▶ _Exercise directions_: Copy out all of the material exactly.

──────────

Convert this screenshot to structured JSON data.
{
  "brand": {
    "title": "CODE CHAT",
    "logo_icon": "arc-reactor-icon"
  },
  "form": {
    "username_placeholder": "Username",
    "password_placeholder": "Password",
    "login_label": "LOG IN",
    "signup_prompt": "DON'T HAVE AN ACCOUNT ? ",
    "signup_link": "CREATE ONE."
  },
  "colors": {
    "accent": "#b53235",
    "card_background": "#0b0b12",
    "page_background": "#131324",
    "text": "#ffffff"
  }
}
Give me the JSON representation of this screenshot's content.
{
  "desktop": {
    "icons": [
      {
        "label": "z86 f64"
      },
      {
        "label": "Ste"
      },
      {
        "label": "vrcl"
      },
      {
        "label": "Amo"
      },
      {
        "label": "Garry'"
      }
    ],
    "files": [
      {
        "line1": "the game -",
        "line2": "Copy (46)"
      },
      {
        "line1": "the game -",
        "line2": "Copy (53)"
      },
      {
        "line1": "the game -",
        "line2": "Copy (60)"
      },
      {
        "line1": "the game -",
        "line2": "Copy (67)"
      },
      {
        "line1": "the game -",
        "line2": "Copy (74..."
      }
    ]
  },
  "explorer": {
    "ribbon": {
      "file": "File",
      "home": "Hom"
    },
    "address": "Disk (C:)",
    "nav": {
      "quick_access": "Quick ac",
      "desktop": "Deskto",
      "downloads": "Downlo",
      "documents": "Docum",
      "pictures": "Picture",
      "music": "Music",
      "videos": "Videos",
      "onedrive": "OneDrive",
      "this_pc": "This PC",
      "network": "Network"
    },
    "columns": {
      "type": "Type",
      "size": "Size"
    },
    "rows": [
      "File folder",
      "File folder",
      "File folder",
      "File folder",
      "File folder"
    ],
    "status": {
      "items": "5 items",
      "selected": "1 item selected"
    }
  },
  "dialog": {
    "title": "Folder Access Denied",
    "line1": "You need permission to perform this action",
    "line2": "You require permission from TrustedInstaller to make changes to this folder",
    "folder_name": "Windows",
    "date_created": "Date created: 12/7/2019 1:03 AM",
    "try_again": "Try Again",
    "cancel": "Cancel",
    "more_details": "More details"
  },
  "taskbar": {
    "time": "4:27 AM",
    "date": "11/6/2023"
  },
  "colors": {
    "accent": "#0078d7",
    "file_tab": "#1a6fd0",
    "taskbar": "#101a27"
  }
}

──────────

▶ _Answer to the problem_:
Convert this screenshot to structured JSON data.
{
  "brand": {
    "title": "CODE CHAT",
    "logo_icon": "arc-reactor-icon"
  },
  "form": {
    "username_placeholder": "Username",
    "password_placeholder": "Password",
    "login_label": "LOG IN",
    "signup_prompt": "DON'T HAVE AN ACCOUNT ? ",
    "signup_link": "CREATE ONE."
  },
  "colors": {
    "accent": "#b53235",
    "card_background": "#0b0b12",
    "page_background": "#131324",
    "text": "#ffffff"
  }
}
Give me the JSON representation of this screenshot's content.
{
  "desktop": {
    "icons": [
      {
        "label": "z86 f64"
      },
      {
        "label": "Ste"
      },
      {
        "label": "vrcl"
      },
      {
        "label": "Amo"
      },
      {
        "label": "Garry'"
      }
    ],
    "files": [
      {
        "line1": "the game -",
        "line2": "Copy (46)"
      },
      {
        "line1": "the game -",
        "line2": "Copy (53)"
      },
      {
        "line1": "the game -",
        "line2": "Copy (60)"
      },
      {
        "line1": "the game -",
        "line2": "Copy (67)"
      },
      {
        "line1": "the game -",
        "line2": "Copy (74..."
      }
    ]
  },
  "explorer": {
    "ribbon": {
      "file": "File",
      "home": "Hom"
    },
    "address": "Disk (C:)",
    "nav": {
      "quick_access": "Quick ac",
      "desktop": "Deskto",
      "downloads": "Downlo",
      "documents": "Docum",
      "pictures": "Picture",
      "music": "Music",
      "videos": "Videos",
      "onedrive": "OneDrive",
      "this_pc": "This PC",
      "network": "Network"
    },
    "columns": {
      "type": "Type",
      "size": "Size"
    },
    "rows": [
      "File folder",
      "File folder",
      "File folder",
      "File folder",
      "File folder"
    ],
    "status": {
      "items": "5 items",
      "selected": "1 item selected"
    }
  },
  "dialog": {
    "title": "Folder Access Denied",
    "line1": "You need permission to perform this action",
    "line2": "You require permission from TrustedInstaller to make changes to this folder",
    "folder_name": "Windows",
    "date_created": "Date created: 12/7/2019 1:03 AM",
    "try_again": "Try Again",
    "cancel": "Cancel",
    "more_details": "More details"
  },
  "taskbar": {
    "time": "4:27 AM",
    "date": "11/6/2023"
  },
  "colors": {
    "accent": "#0078d7",
    "file_tab": "#1a6fd0",
    "taskbar": "#101a27"
  }
}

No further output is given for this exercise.